#### [Written instruction]
Scan the data beneath this task and copy each line that includes "Иванович".
+---+
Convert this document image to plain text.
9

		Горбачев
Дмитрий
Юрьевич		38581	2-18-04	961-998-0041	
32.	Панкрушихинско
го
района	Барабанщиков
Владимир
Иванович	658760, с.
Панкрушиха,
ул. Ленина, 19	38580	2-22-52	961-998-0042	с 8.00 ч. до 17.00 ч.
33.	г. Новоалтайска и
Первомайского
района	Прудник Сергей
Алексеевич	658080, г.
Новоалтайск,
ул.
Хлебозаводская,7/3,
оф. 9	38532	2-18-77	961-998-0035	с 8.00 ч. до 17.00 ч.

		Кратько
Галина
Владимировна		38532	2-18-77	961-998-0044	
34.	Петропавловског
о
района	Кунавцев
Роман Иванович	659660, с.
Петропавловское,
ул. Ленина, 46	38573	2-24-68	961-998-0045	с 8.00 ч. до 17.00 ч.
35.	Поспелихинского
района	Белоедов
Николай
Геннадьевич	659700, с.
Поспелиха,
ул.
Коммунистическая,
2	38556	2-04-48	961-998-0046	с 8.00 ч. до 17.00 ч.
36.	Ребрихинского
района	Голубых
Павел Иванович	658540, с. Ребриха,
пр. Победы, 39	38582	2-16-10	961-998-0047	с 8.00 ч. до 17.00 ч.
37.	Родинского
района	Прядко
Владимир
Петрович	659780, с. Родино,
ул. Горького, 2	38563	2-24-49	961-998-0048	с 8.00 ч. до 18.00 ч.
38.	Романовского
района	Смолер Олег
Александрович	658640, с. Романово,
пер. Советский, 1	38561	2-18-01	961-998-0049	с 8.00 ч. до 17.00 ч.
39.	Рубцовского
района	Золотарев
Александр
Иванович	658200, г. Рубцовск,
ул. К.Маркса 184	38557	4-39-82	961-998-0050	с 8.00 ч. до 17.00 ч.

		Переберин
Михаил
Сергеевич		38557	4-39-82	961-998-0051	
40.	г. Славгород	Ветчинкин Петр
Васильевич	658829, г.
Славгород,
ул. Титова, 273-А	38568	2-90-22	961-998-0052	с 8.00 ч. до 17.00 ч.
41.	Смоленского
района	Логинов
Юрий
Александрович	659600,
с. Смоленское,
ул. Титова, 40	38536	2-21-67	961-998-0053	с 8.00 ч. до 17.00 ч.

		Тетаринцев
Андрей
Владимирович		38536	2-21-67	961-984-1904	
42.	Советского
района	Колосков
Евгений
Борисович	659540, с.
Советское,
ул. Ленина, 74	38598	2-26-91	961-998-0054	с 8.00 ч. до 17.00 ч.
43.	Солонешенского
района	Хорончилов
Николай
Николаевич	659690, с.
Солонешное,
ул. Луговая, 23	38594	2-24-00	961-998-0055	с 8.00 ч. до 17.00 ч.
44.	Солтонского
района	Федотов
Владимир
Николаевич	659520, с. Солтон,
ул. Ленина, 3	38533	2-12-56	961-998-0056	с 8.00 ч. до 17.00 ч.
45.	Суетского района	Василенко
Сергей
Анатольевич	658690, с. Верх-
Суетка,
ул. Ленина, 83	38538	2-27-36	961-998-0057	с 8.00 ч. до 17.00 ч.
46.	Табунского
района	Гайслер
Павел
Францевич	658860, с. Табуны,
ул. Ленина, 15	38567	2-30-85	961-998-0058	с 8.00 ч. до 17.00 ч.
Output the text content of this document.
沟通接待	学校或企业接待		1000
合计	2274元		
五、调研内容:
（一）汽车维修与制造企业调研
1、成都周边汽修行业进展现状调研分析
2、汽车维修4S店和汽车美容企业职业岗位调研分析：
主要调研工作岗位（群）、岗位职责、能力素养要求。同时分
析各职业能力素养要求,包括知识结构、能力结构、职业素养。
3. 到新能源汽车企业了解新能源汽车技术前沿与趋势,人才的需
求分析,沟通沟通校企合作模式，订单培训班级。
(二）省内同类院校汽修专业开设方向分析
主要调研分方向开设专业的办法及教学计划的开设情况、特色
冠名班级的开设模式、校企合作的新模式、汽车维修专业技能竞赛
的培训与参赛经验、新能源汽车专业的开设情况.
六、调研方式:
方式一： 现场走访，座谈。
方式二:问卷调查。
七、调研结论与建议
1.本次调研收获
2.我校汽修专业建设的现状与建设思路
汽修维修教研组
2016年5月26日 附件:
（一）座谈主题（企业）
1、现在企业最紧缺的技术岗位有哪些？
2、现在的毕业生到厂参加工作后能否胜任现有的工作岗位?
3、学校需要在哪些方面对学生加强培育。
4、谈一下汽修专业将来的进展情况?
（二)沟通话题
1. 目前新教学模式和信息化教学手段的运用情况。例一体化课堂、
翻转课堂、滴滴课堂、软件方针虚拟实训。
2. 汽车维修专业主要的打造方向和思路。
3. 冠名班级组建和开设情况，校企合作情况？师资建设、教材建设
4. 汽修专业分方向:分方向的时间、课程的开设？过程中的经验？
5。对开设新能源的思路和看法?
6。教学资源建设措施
+---+
#### [The solution]
Иванович	658760, с.
Роман Иванович	659660, с.
Павел Иванович	658540, с. Ребриха,
Иванович	658200, г. Рубцовск,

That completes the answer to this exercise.